***** Supplied data

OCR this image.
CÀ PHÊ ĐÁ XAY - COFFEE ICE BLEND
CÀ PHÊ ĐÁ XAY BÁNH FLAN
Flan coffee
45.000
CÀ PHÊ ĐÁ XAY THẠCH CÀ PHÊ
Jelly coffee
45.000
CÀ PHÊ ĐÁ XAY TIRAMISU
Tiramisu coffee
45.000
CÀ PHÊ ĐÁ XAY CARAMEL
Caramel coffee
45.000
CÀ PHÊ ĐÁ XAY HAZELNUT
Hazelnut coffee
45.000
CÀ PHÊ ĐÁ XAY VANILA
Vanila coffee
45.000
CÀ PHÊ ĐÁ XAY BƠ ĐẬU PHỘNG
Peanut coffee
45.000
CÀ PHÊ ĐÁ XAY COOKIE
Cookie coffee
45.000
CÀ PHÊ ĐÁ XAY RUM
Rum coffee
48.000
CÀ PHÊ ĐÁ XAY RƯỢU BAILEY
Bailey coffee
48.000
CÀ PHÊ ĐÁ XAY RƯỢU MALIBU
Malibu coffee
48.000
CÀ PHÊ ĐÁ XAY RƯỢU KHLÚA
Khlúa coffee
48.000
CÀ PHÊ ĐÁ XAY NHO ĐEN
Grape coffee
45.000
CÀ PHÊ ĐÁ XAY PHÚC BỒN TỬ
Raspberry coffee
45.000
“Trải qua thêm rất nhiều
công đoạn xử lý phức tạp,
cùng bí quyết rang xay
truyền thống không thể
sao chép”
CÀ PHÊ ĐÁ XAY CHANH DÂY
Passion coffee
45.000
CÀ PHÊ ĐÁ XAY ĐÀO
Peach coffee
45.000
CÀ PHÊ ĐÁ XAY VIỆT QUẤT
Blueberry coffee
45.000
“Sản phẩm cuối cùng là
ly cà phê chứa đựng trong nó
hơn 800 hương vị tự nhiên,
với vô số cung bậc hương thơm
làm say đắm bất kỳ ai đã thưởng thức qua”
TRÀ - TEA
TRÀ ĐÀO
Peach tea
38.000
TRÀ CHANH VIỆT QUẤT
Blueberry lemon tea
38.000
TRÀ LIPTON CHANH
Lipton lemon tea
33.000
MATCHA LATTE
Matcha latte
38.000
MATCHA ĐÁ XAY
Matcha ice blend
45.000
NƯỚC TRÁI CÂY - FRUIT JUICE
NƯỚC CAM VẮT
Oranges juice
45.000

**********

What you should do »
Scan the entries above for the word "NƯỚC" and collect each line holding it.

Solution for this exercise »
NƯỚC TRÁI CÂY - FRUIT JUICE
NƯỚC CAM VẮT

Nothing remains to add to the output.